● **REQUIREMENTS**:
Where a line below holds the string "almeno", copy that line.
★ ★ ★
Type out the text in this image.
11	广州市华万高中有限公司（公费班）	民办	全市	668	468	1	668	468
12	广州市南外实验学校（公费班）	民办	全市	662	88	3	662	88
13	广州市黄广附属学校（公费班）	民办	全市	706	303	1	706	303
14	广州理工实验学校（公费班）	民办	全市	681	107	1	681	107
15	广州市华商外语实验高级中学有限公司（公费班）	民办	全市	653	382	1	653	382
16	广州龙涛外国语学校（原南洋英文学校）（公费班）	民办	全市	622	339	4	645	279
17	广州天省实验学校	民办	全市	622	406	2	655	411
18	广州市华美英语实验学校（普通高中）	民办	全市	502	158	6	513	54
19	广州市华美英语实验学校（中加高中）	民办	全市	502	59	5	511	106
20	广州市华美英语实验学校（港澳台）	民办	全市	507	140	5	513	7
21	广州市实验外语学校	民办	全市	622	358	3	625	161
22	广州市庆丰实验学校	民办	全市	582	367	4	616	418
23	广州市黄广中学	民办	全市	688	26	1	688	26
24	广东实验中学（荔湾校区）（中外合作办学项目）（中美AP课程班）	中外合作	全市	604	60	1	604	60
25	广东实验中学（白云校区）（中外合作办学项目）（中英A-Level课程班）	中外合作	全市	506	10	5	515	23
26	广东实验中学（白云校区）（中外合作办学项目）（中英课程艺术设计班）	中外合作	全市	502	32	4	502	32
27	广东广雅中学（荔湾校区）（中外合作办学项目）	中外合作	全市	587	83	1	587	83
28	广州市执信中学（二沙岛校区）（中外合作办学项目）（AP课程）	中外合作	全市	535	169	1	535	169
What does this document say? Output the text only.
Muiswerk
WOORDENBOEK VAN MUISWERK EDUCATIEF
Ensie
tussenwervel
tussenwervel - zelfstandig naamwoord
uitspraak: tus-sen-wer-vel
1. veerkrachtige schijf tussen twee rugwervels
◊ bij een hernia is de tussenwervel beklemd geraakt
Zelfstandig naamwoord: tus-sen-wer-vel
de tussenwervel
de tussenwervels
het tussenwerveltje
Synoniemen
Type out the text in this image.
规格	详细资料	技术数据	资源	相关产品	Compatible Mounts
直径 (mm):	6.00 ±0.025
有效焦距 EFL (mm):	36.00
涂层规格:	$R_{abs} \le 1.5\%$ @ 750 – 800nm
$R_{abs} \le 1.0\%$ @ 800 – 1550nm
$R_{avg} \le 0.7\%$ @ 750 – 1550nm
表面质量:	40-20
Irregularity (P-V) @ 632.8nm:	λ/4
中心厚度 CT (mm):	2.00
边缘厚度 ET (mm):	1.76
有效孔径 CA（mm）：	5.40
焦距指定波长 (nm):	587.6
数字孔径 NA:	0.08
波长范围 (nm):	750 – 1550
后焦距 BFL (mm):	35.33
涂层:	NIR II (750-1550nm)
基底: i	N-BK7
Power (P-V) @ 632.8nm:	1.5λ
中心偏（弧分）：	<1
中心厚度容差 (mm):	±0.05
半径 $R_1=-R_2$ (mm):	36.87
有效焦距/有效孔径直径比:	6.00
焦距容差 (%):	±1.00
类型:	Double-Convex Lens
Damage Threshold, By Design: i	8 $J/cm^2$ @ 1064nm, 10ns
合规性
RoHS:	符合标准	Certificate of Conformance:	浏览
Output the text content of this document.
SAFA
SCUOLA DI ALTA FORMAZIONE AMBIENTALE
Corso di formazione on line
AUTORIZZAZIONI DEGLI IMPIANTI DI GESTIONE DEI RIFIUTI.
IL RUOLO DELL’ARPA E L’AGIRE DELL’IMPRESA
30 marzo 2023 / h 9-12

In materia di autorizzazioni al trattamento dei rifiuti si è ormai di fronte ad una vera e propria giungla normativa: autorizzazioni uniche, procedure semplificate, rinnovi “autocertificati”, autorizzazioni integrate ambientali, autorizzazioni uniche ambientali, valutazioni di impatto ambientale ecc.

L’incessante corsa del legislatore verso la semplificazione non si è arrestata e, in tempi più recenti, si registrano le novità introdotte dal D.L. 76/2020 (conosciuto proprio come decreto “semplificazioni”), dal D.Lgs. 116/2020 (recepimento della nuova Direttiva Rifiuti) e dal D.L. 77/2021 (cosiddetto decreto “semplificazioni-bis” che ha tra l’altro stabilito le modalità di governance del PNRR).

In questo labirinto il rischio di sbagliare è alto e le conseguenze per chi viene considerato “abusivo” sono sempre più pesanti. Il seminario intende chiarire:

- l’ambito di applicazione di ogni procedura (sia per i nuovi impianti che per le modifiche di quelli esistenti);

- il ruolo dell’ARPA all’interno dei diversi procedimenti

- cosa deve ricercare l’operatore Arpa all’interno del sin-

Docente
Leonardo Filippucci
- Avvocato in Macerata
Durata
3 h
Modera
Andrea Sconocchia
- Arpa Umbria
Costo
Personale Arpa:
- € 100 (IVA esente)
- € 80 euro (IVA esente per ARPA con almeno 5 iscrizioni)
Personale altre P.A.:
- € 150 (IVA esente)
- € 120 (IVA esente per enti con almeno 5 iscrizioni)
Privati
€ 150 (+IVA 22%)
★ ★ ★
● **SOLVED EXERCISE**:
- € 80 euro (IVA esente per ARPA con almeno 5 iscrizioni)
- € 120 (IVA esente per enti con almeno 5 iscrizioni)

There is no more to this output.